** Start of Record extracts **

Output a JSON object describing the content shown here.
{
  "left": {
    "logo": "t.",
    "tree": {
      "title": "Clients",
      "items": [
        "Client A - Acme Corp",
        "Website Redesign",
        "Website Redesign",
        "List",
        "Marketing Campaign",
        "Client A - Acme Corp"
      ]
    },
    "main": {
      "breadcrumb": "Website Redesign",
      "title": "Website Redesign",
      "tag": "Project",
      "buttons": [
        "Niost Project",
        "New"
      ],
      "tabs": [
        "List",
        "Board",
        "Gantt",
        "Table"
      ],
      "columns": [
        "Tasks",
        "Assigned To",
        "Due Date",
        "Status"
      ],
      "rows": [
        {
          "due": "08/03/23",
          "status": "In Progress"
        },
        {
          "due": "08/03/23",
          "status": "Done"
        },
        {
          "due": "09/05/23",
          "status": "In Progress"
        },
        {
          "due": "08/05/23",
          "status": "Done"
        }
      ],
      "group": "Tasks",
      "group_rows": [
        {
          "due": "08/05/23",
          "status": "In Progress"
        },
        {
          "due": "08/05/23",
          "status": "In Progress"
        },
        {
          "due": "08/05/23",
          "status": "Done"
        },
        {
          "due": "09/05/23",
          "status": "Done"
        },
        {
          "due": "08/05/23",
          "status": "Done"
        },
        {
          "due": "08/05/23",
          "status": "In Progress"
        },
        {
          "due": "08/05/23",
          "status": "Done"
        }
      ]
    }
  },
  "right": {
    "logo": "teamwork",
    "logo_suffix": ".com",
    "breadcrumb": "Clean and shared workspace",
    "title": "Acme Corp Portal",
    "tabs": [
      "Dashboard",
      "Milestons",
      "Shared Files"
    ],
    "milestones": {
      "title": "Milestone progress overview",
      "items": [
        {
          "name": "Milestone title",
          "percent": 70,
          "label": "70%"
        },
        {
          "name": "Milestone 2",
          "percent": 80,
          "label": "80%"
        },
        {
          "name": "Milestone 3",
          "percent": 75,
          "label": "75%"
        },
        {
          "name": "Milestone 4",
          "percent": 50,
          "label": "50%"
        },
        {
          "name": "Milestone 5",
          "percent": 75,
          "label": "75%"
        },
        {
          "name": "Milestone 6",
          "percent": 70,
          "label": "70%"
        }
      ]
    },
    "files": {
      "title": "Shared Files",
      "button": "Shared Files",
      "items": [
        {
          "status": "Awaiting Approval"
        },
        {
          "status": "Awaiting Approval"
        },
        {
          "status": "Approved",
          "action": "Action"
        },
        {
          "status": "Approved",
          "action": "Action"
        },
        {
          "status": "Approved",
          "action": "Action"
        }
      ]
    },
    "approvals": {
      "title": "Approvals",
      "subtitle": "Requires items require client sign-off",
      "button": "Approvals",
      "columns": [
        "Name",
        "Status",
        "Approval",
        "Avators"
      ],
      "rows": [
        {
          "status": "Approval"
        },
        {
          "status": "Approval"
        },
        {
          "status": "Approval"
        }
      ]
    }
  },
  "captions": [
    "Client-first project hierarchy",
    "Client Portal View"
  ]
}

** End of Record extracts **

**Stated task**. Copy the material above back out, exactly as written.

**The response**.
Output a JSON object describing the content shown here.
{
  "left": {
    "logo": "t.",
    "tree": {
      "title": "Clients",
      "items": [
        "Client A - Acme Corp",
        "Website Redesign",
        "Website Redesign",
        "List",
        "Marketing Campaign",
        "Client A - Acme Corp"
      ]
    },
    "main": {
      "breadcrumb": "Website Redesign",
      "title": "Website Redesign",
      "tag": "Project",
      "buttons": [
        "Niost Project",
        "New"
      ],
      "tabs": [
        "List",
        "Board",
        "Gantt",
        "Table"
      ],
      "columns": [
        "Tasks",
        "Assigned To",
        "Due Date",
        "Status"
      ],
      "rows": [
        {
          "due": "08/03/23",
          "status": "In Progress"
        },
        {
          "due": "08/03/23",
          "status": "Done"
        },
        {
          "due": "09/05/23",
          "status": "In Progress"
        },
        {
          "due": "08/05/23",
          "status": "Done"
        }
      ],
      "group": "Tasks",
      "group_rows": [
        {
          "due": "08/05/23",
          "status": "In Progress"
        },
        {
          "due": "08/05/23",
          "status": "In Progress"
        },
        {
          "due": "08/05/23",
          "status": "Done"
        },
        {
          "due": "09/05/23",
          "status": "Done"
        },
        {
          "due": "08/05/23",
          "status": "Done"
        },
        {
          "due": "08/05/23",
          "status": "In Progress"
        },
        {
          "due": "08/05/23",
          "status": "Done"
        }
      ]
    }
  },
  "right": {
    "logo": "teamwork",
    "logo_suffix": ".com",
    "breadcrumb": "Clean and shared workspace",
    "title": "Acme Corp Portal",
    "tabs": [
      "Dashboard",
      "Milestons",
      "Shared Files"
    ],
    "milestones": {
      "title": "Milestone progress overview",
      "items": [
        {
          "name": "Milestone title",
          "percent": 70,
          "label": "70%"
        },
        {
          "name": "Milestone 2",
          "percent": 80,
          "label": "80%"
        },
        {
          "name": "Milestone 3",
          "percent": 75,
          "label": "75%"
        },
        {
          "name": "Milestone 4",
          "percent": 50,
          "label": "50%"
        },
        {
          "name": "Milestone 5",
          "percent": 75,
          "label": "75%"
        },
        {
          "name": "Milestone 6",
          "percent": 70,
          "label": "70%"
        }
      ]
    },
    "files": {
      "title": "Shared Files",
      "button": "Shared Files",
      "items": [
        {
          "status": "Awaiting Approval"
        },
        {
          "status": "Awaiting Approval"
        },
        {
          "status": "Approved",
          "action": "Action"
        },
        {
          "status": "Approved",
          "action": "Action"
        },
        {
          "status": "Approved",
          "action": "Action"
        }
      ]
    },
    "approvals": {
      "title": "Approvals",
      "subtitle": "Requires items require client sign-off",
      "button": "Approvals",
      "columns": [
        "Name",
        "Status",
        "Approval",
        "Avators"
      ],
      "rows": [
        {
          "status": "Approval"
        },
        {
          "status": "Approval"
        },
        {
          "status": "Approval"
        }
      ]
    }
  },
  "captions": [
    "Client-first project hierarchy",
    "Client Portal View"
  ]
}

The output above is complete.